RAW RECORDS:
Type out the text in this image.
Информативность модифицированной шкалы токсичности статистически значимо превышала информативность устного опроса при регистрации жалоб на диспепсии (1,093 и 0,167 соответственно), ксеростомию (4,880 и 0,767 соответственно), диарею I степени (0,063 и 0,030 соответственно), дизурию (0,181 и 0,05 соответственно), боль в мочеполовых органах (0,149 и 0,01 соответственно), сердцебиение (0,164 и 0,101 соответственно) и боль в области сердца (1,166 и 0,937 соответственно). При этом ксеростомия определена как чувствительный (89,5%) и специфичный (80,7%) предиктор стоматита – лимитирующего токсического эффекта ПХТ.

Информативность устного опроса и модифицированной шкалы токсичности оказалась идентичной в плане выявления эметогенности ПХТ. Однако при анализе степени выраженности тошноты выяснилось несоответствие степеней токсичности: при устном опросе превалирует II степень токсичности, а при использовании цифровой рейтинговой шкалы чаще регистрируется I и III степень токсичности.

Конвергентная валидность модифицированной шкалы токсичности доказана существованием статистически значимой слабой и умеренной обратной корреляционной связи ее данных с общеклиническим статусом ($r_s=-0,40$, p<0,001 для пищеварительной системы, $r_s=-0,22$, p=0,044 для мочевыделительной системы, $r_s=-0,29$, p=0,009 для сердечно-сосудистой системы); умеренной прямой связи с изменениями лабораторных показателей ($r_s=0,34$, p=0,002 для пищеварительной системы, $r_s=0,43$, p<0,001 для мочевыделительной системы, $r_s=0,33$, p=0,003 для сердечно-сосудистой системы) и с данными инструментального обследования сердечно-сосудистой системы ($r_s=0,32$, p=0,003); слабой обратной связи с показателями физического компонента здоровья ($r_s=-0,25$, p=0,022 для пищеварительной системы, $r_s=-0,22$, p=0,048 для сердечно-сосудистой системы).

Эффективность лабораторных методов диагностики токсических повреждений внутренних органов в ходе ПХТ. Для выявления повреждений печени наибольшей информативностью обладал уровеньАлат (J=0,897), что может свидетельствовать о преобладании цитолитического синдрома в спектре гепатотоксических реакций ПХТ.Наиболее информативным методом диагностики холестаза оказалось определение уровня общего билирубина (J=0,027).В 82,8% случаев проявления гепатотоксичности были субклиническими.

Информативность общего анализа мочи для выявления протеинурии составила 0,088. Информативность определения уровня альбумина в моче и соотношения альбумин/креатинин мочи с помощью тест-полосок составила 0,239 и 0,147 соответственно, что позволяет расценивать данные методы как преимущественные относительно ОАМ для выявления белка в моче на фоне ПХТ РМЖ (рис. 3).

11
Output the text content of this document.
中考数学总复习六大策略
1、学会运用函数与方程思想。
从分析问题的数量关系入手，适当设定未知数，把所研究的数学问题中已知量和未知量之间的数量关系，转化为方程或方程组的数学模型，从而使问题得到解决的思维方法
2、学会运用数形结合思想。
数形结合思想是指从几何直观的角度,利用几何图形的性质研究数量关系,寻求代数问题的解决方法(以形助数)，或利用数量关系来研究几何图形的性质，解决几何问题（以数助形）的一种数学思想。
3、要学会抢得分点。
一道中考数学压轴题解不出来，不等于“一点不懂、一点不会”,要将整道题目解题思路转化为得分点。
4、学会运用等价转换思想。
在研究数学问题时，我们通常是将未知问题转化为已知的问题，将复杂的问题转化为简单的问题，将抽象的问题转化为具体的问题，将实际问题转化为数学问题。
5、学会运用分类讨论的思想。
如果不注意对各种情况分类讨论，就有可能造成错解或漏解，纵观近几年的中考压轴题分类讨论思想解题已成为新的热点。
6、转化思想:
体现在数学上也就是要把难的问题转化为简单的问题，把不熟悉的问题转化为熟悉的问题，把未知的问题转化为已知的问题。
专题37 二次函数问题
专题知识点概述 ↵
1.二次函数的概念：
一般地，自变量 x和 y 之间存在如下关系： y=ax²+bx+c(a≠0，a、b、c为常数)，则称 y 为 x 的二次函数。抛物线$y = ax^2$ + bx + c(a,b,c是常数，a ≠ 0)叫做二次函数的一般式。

WHAT TO DO:
Please output the entries above, every line exactly as it reads.

WRITTEN RESPONSE:
Type out the text in this image.
Информативность модифицированной шкалы токсичности статистически значимо превышала информативность устного опроса при регистрации жалоб на диспепсии (1,093 и 0,167 соответственно), ксеростомию (4,880 и 0,767 соответственно), диарею I степени (0,063 и 0,030 соответственно), дизурию (0,181 и 0,05 соответственно), боль в мочеполовых органах (0,149 и 0,01 соответственно), сердцебиение (0,164 и 0,101 соответственно) и боль в области сердца (1,166 и 0,937 соответственно). При этом ксеростомия определена как чувствительный (89,5%) и специфичный (80,7%) предиктор стоматита – лимитирующего токсического эффекта ПХТ.

Информативность устного опроса и модифицированной шкалы токсичности оказалась идентичной в плане выявления эметогенности ПХТ. Однако при анализе степени выраженности тошноты выяснилось несоответствие степеней токсичности: при устном опросе превалирует II степень токсичности, а при использовании цифровой рейтинговой шкалы чаще регистрируется I и III степень токсичности.

Конвергентная валидность модифицированной шкалы токсичности доказана существованием статистически значимой слабой и умеренной обратной корреляционной связи ее данных с общеклиническим статусом ($r_s=-0,40$, p<0,001 для пищеварительной системы, $r_s=-0,22$, p=0,044 для мочевыделительной системы, $r_s=-0,29$, p=0,009 для сердечно-сосудистой системы); умеренной прямой связи с изменениями лабораторных показателей ($r_s=0,34$, p=0,002 для пищеварительной системы, $r_s=0,43$, p<0,001 для мочевыделительной системы, $r_s=0,33$, p=0,003 для сердечно-сосудистой системы) и с данными инструментального обследования сердечно-сосудистой системы ($r_s=0,32$, p=0,003); слабой обратной связи с показателями физического компонента здоровья ($r_s=-0,25$, p=0,022 для пищеварительной системы, $r_s=-0,22$, p=0,048 для сердечно-сосудистой системы).

Эффективность лабораторных методов диагностики токсических повреждений внутренних органов в ходе ПХТ. Для выявления повреждений печени наибольшей информативностью обладал уровеньАлат (J=0,897), что может свидетельствовать о преобладании цитолитического синдрома в спектре гепатотоксических реакций ПХТ.Наиболее информативным методом диагностики холестаза оказалось определение уровня общего билирубина (J=0,027).В 82,8% случаев проявления гепатотоксичности были субклиническими.

Информативность общего анализа мочи для выявления протеинурии составила 0,088. Информативность определения уровня альбумина в моче и соотношения альбумин/креатинин мочи с помощью тест-полосок составила 0,239 и 0,147 соответственно, что позволяет расценивать данные методы как преимущественные относительно ОАМ для выявления белка в моче на фоне ПХТ РМЖ (рис. 3).

11
Output the text content of this document.
中考数学总复习六大策略
1、学会运用函数与方程思想。
从分析问题的数量关系入手，适当设定未知数，把所研究的数学问题中已知量和未知量之间的数量关系，转化为方程或方程组的数学模型，从而使问题得到解决的思维方法
2、学会运用数形结合思想。
数形结合思想是指从几何直观的角度,利用几何图形的性质研究数量关系,寻求代数问题的解决方法(以形助数)，或利用数量关系来研究几何图形的性质，解决几何问题（以数助形）的一种数学思想。
3、要学会抢得分点。
一道中考数学压轴题解不出来，不等于“一点不懂、一点不会”,要将整道题目解题思路转化为得分点。
4、学会运用等价转换思想。
在研究数学问题时，我们通常是将未知问题转化为已知的问题，将复杂的问题转化为简单的问题，将抽象的问题转化为具体的问题，将实际问题转化为数学问题。
5、学会运用分类讨论的思想。
如果不注意对各种情况分类讨论，就有可能造成错解或漏解，纵观近几年的中考压轴题分类讨论思想解题已成为新的热点。
6、转化思想:
体现在数学上也就是要把难的问题转化为简单的问题，把不熟悉的问题转化为熟悉的问题，把未知的问题转化为已知的问题。
专题37 二次函数问题
专题知识点概述 ↵
1.二次函数的概念：
一般地，自变量 x和 y 之间存在如下关系： y=ax²+bx+c(a≠0，a、b、c为常数)，则称 y 为 x 的二次函数。抛物线$y = ax^2$ + bx + c(a,b,c是常数，a ≠ 0)叫做二次函数的一般式。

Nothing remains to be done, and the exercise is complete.